━━━ SUPPLIED RECORDS

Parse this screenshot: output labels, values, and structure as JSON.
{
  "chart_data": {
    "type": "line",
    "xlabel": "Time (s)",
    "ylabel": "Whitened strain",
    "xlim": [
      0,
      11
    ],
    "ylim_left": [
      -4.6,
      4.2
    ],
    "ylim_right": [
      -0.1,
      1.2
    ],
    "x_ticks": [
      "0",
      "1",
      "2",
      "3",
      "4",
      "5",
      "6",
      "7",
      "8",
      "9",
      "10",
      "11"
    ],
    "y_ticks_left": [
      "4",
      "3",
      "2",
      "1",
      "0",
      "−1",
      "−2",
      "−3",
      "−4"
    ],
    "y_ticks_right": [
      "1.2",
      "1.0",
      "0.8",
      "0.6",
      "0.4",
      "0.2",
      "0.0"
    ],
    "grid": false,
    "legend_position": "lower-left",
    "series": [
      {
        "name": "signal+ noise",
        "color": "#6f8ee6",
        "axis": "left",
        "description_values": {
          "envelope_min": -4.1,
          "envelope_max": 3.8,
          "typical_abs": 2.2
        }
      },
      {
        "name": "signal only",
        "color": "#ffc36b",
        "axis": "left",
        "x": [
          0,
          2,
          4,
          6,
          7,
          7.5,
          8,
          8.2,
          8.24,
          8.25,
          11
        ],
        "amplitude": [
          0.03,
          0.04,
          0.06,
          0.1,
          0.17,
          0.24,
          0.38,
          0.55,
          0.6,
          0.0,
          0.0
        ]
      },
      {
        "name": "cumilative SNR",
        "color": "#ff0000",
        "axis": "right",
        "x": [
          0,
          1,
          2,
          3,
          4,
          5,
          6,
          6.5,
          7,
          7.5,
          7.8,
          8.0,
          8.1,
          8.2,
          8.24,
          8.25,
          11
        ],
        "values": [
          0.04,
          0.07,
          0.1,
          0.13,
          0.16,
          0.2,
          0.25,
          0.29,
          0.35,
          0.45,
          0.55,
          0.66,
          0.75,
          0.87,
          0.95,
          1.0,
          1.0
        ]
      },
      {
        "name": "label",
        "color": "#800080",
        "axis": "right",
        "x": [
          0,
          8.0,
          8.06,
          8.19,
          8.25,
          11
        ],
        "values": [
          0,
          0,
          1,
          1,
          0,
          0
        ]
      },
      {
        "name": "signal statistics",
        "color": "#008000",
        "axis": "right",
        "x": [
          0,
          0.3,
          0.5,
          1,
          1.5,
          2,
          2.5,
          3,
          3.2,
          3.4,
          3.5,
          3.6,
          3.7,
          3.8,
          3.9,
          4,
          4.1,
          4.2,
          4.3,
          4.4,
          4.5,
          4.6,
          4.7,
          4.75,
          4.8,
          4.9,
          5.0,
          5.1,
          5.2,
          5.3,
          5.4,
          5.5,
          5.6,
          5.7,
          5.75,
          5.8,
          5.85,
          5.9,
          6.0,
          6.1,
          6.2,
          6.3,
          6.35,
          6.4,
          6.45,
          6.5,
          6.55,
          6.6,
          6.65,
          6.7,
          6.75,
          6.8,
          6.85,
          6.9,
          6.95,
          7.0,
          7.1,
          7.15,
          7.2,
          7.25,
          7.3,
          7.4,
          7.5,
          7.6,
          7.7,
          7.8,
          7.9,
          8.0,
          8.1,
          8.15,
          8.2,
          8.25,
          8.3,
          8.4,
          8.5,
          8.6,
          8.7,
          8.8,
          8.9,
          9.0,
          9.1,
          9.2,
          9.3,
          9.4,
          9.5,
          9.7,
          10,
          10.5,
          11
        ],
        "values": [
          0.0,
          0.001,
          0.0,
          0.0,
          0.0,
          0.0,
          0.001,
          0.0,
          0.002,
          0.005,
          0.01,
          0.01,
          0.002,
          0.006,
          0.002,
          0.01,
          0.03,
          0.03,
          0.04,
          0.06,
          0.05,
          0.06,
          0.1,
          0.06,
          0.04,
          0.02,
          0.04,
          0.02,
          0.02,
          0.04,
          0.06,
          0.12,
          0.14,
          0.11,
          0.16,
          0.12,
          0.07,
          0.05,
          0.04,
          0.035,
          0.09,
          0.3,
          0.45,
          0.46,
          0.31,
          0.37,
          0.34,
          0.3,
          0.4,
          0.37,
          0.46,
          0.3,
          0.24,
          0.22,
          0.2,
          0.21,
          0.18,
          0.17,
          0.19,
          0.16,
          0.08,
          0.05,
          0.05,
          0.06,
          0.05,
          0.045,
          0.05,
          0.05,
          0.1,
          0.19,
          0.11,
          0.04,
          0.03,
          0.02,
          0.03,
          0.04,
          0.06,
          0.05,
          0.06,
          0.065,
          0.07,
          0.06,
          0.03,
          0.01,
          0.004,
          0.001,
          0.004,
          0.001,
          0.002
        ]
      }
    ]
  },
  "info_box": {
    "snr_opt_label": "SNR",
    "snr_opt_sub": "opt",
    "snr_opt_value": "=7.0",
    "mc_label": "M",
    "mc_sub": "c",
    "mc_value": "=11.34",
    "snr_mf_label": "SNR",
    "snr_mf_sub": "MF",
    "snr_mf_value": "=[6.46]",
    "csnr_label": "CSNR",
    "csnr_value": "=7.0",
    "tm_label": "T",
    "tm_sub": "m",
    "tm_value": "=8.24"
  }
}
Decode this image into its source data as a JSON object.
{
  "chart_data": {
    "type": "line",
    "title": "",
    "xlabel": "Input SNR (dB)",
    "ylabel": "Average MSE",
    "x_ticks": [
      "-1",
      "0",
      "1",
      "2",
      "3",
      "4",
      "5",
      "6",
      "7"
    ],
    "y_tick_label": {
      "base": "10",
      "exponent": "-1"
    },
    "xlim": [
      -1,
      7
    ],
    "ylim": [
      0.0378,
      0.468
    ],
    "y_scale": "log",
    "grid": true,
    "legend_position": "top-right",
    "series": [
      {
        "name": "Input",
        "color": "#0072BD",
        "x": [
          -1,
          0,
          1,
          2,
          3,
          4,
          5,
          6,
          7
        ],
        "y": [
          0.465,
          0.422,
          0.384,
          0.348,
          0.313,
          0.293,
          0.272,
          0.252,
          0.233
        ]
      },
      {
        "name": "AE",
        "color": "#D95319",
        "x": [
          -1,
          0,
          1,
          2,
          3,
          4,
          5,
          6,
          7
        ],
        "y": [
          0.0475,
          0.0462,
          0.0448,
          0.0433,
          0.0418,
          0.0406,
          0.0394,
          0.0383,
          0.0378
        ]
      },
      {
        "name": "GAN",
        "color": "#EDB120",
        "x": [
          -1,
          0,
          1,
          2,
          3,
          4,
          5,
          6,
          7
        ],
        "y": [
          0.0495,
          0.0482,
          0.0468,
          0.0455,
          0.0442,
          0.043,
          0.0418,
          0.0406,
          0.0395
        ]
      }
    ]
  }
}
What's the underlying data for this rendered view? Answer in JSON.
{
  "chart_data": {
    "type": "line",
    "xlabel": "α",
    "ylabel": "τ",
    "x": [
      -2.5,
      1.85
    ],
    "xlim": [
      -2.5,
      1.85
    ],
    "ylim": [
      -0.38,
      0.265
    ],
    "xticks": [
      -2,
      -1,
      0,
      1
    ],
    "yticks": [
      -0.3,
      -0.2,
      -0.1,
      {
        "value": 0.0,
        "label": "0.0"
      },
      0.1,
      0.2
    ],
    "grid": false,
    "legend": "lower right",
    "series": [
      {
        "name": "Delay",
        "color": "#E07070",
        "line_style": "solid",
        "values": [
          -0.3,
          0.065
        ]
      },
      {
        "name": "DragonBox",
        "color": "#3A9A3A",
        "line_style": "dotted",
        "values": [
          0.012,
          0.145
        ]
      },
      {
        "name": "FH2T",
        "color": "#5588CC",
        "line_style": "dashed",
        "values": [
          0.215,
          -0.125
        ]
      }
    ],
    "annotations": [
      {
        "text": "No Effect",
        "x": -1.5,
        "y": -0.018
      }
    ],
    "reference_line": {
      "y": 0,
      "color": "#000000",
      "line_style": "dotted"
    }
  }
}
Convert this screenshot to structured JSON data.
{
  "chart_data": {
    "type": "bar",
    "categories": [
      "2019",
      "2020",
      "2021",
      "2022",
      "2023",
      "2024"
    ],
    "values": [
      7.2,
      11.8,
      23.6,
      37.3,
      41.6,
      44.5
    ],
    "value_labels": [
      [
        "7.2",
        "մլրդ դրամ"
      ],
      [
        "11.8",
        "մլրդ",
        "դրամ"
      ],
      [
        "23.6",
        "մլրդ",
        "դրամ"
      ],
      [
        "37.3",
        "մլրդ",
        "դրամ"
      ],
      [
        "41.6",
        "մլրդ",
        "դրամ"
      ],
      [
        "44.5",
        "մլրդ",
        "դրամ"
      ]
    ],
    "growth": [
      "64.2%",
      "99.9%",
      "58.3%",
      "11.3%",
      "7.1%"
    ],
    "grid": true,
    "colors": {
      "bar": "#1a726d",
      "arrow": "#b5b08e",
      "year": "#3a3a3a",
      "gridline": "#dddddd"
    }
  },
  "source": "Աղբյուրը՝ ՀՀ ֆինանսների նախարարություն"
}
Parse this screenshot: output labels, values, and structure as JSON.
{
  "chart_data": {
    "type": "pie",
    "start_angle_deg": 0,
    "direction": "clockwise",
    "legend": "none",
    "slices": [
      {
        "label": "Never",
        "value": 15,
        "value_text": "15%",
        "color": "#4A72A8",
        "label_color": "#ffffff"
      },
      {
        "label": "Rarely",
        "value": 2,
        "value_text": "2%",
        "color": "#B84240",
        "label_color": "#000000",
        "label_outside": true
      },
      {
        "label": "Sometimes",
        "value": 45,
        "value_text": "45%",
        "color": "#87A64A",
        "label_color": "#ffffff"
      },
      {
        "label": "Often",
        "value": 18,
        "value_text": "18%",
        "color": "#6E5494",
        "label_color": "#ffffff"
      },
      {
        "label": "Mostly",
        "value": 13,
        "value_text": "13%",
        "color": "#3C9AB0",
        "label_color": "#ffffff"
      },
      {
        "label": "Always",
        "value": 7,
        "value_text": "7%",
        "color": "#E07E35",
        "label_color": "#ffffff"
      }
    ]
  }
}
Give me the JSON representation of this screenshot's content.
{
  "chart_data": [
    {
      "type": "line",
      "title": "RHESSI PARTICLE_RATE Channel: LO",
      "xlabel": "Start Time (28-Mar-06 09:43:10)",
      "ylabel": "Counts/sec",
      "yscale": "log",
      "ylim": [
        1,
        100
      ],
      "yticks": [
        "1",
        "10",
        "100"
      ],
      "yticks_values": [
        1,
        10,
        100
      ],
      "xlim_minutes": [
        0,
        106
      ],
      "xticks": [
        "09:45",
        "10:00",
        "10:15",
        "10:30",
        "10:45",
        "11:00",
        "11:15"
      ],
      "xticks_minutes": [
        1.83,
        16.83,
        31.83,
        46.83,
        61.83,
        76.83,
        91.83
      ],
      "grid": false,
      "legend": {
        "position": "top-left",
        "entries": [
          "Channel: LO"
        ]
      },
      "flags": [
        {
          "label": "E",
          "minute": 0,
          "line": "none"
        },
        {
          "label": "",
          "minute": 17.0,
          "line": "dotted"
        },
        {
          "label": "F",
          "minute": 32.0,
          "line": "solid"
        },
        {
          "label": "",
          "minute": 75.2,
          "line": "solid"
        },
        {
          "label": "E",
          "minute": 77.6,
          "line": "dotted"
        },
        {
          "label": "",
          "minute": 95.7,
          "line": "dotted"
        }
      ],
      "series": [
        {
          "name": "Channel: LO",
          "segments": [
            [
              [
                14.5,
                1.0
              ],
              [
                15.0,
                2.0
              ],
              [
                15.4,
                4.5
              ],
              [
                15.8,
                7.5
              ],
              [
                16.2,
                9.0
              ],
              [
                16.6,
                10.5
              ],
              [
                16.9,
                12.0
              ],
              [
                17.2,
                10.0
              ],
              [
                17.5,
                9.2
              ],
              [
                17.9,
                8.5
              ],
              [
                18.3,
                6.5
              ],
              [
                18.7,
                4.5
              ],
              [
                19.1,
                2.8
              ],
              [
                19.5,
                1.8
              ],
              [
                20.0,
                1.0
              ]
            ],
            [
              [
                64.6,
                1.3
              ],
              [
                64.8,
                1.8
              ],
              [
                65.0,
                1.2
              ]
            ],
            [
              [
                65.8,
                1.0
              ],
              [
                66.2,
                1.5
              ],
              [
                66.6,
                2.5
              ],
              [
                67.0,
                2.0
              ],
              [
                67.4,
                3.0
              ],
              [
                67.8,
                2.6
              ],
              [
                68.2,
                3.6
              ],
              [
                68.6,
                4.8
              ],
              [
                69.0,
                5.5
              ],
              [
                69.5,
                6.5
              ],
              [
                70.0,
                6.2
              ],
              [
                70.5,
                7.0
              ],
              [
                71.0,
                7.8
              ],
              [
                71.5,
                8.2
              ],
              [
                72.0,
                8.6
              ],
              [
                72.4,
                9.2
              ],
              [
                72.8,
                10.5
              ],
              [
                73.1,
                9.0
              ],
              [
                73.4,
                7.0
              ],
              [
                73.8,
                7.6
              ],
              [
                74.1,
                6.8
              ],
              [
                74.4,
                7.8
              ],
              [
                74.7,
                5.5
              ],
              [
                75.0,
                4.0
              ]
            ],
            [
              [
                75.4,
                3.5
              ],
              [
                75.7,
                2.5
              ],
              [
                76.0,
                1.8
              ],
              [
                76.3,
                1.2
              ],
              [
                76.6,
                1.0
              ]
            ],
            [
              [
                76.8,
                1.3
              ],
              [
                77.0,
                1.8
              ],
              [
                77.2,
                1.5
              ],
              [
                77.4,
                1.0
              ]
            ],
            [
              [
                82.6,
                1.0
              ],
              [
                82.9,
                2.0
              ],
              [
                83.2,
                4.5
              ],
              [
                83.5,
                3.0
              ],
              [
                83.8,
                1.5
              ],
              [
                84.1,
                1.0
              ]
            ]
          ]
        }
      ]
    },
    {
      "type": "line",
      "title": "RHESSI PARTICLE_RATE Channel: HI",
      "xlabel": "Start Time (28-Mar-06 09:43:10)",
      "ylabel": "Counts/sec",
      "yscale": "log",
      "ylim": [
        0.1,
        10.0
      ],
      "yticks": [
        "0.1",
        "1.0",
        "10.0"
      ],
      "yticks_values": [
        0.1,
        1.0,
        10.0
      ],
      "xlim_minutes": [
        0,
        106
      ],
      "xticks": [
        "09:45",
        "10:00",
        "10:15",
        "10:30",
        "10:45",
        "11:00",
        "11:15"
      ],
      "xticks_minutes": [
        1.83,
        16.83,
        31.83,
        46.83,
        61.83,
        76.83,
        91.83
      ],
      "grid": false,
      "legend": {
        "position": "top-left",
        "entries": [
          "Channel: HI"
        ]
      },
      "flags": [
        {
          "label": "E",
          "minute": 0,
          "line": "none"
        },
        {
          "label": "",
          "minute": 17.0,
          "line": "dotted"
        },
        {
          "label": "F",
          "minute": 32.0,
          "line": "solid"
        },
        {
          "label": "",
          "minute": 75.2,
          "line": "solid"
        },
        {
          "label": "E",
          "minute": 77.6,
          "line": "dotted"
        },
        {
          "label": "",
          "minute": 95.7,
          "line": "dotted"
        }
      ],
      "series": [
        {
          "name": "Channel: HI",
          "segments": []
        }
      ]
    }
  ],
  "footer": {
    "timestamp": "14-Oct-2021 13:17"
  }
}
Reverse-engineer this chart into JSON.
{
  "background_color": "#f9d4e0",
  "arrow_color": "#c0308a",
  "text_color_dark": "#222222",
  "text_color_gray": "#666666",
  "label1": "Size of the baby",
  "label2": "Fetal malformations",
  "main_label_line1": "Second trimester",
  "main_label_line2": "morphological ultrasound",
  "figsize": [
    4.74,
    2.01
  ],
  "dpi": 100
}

━━━━━━

Beginning with the line that contains "Reverse-engineer this chart into JSON.", repeat every line through the end of the records and nothing more.

### TASK SOLUTION
Reverse-engineer this chart into JSON.
{
  "background_color": "#f9d4e0",
  "arrow_color": "#c0308a",
  "text_color_dark": "#222222",
  "text_color_gray": "#666666",
  "label1": "Size of the baby",
  "label2": "Fetal malformations",
  "main_label_line1": "Second trimester",
  "main_label_line2": "morphological ultrasound",
  "figsize": [
    4.74,
    2.01
  ],
  "dpi": 100
}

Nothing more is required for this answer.